GIVEN TASK:
The data below should be restated word for word, with every picture omitted.

DATASET EXTRACT:
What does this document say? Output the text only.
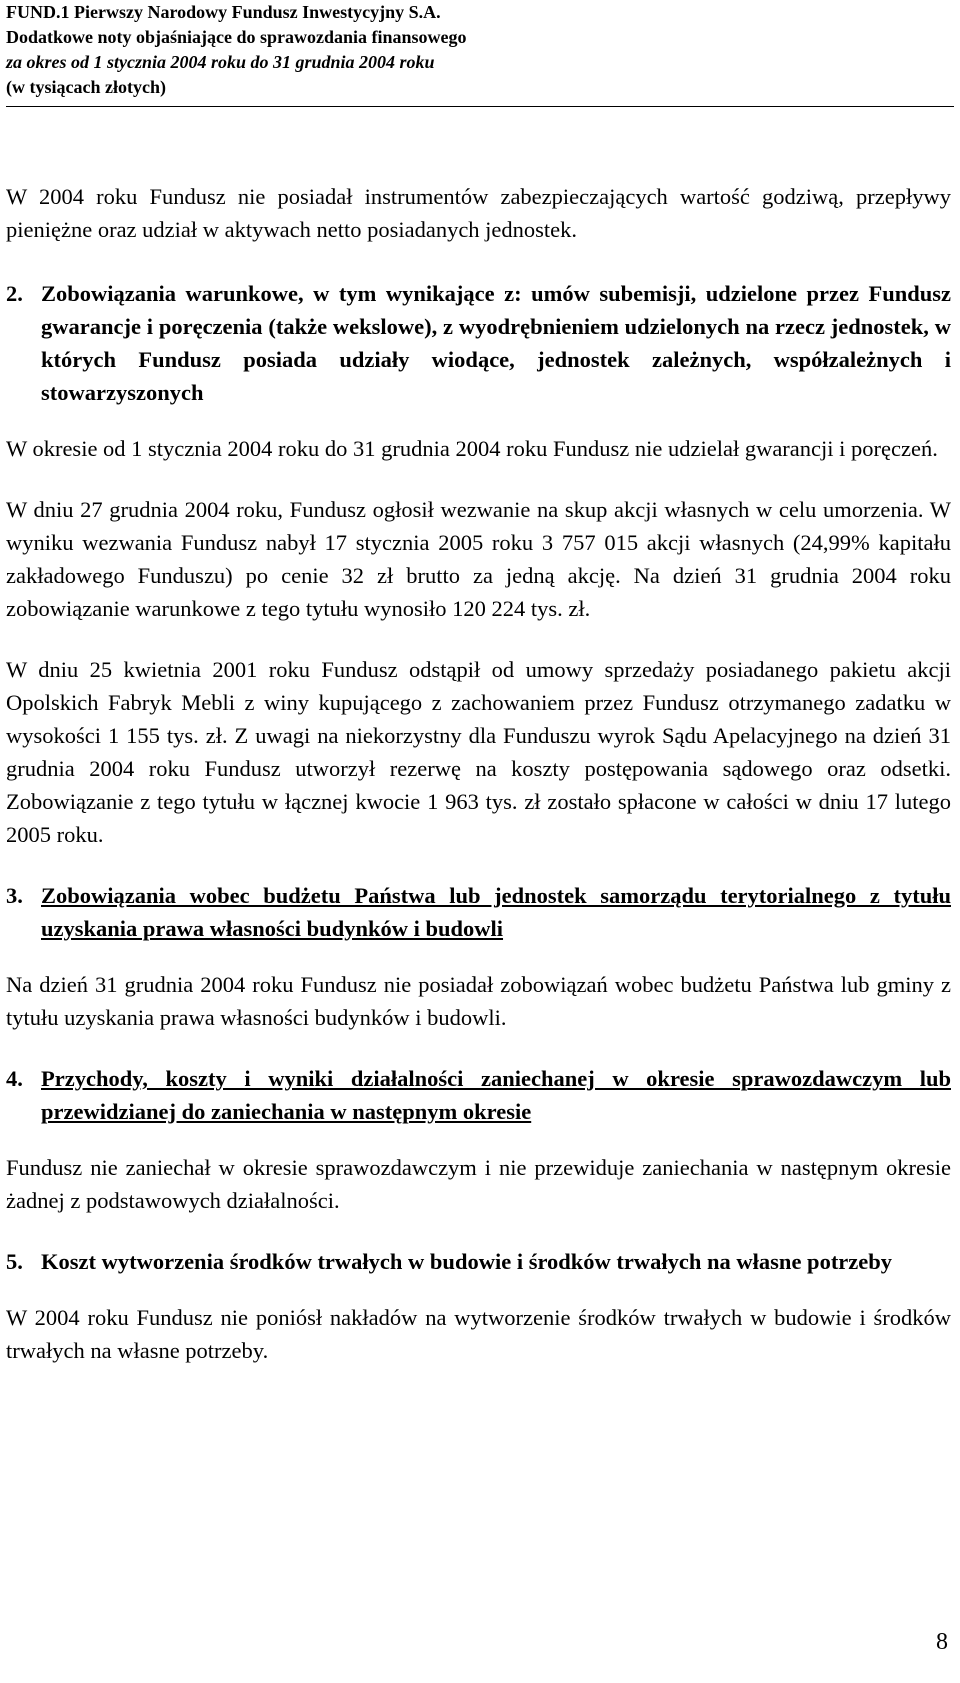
FUND.1 Pierwszy Narodowy Fundusz Inwestycyjny S.A.
Dodatkowe noty objaśniające do sprawozdania finansowego
za okres od 1 stycznia 2004 roku do 31 grudnia 2004 roku
(w tysiącach złotych)

W 2004 roku Fundusz nie posiadał instrumentów zabezpieczających wartość godziwą, przepływy pieniężne oraz udział w aktywach netto posiadanych jednostek.

2. Zobowiązania warunkowe, w tym wynikające z: umów subemisji, udzielone przez Fundusz gwarancje i poręczenia (także wekslowe), z wyodrębnieniem udzielonych na rzecz jednostek, w których Fundusz posiada udziały wiodące, jednostek zależnych, współzależnych i stowarzyszonych

W okresie od 1 stycznia 2004 roku do 31 grudnia 2004 roku Fundusz nie udzielał gwarancji i poręczeń.

W dniu 27 grudnia 2004 roku, Fundusz ogłosił wezwanie na skup akcji własnych w celu umorzenia. W wyniku wezwania Fundusz nabył 17 stycznia 2005 roku 3 757 015 akcji własnych (24,99% kapitału zakładowego Funduszu) po cenie 32 zł brutto za jedną akcję. Na dzień 31 grudnia 2004 roku zobowiązanie warunkowe z tego tytułu wynosiło 120 224 tys. zł.

W dniu 25 kwietnia 2001 roku Fundusz odstąpił od umowy sprzedaży posiadanego pakietu akcji Opolskich Fabryk Mebli z winy kupującego z zachowaniem przez Fundusz otrzymanego zadatku w wysokości 1 155 tys. zł. Z uwagi na niekorzystny dla Funduszu wyrok Sądu Apelacyjnego na dzień 31 grudnia 2004 roku Fundusz utworzył rezerwę na koszty postępowania sądowego oraz odsetki. Zobowiązanie z tego tytułu w łącznej kwocie 1 963 tys. zł zostało spłacone w całości w dniu 17 lutego 2005 roku.

3. Zobowiązania wobec budżetu Państwa lub jednostek samorządu terytorialnego z tytułu uzyskania prawa własności budynków i budowli

Na dzień 31 grudnia 2004 roku Fundusz nie posiadał zobowiązań wobec budżetu Państwa lub gminy z tytułu uzyskania prawa własności budynków i budowli.

4. Przychody, koszty i wyniki działalności zaniechanej w okresie sprawozdawczym lub przewidzianej do zaniechania w następnym okresie

Fundusz nie zaniechał w okresie sprawozdawczym i nie przewiduje zaniechania w następnym okresie żadnej z podstawowych działalności.

5. Koszt wytworzenia środków trwałych w budowie i środków trwałych na własne potrzeby

W 2004 roku Fundusz nie poniósł nakładów na wytworzenie środków trwałych w budowie i środków trwałych na własne potrzeby.

8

OUTPUT:
What does this document say? Output the text only.
FUND.1 Pierwszy Narodowy Fundusz Inwestycyjny S.A.
Dodatkowe noty objaśniające do sprawozdania finansowego
za okres od 1 stycznia 2004 roku do 31 grudnia 2004 roku
(w tysiącach złotych)

W 2004 roku Fundusz nie posiadał instrumentów zabezpieczających wartość godziwą, przepływy pieniężne oraz udział w aktywach netto posiadanych jednostek.

2. Zobowiązania warunkowe, w tym wynikające z: umów subemisji, udzielone przez Fundusz gwarancje i poręczenia (także wekslowe), z wyodrębnieniem udzielonych na rzecz jednostek, w których Fundusz posiada udziały wiodące, jednostek zależnych, współzależnych i stowarzyszonych

W okresie od 1 stycznia 2004 roku do 31 grudnia 2004 roku Fundusz nie udzielał gwarancji i poręczeń.

W dniu 27 grudnia 2004 roku, Fundusz ogłosił wezwanie na skup akcji własnych w celu umorzenia. W wyniku wezwania Fundusz nabył 17 stycznia 2005 roku 3 757 015 akcji własnych (24,99% kapitału zakładowego Funduszu) po cenie 32 zł brutto za jedną akcję. Na dzień 31 grudnia 2004 roku zobowiązanie warunkowe z tego tytułu wynosiło 120 224 tys. zł.

W dniu 25 kwietnia 2001 roku Fundusz odstąpił od umowy sprzedaży posiadanego pakietu akcji Opolskich Fabryk Mebli z winy kupującego z zachowaniem przez Fundusz otrzymanego zadatku w wysokości 1 155 tys. zł. Z uwagi na niekorzystny dla Funduszu wyrok Sądu Apelacyjnego na dzień 31 grudnia 2004 roku Fundusz utworzył rezerwę na koszty postępowania sądowego oraz odsetki. Zobowiązanie z tego tytułu w łącznej kwocie 1 963 tys. zł zostało spłacone w całości w dniu 17 lutego 2005 roku.

3. Zobowiązania wobec budżetu Państwa lub jednostek samorządu terytorialnego z tytułu uzyskania prawa własności budynków i budowli

Na dzień 31 grudnia 2004 roku Fundusz nie posiadał zobowiązań wobec budżetu Państwa lub gminy z tytułu uzyskania prawa własności budynków i budowli.

4. Przychody, koszty i wyniki działalności zaniechanej w okresie sprawozdawczym lub przewidzianej do zaniechania w następnym okresie

Fundusz nie zaniechał w okresie sprawozdawczym i nie przewiduje zaniechania w następnym okresie żadnej z podstawowych działalności.

5. Koszt wytworzenia środków trwałych w budowie i środków trwałych na własne potrzeby

W 2004 roku Fundusz nie poniósł nakładów na wytworzenie środków trwałych w budowie i środków trwałych na własne potrzeby.

8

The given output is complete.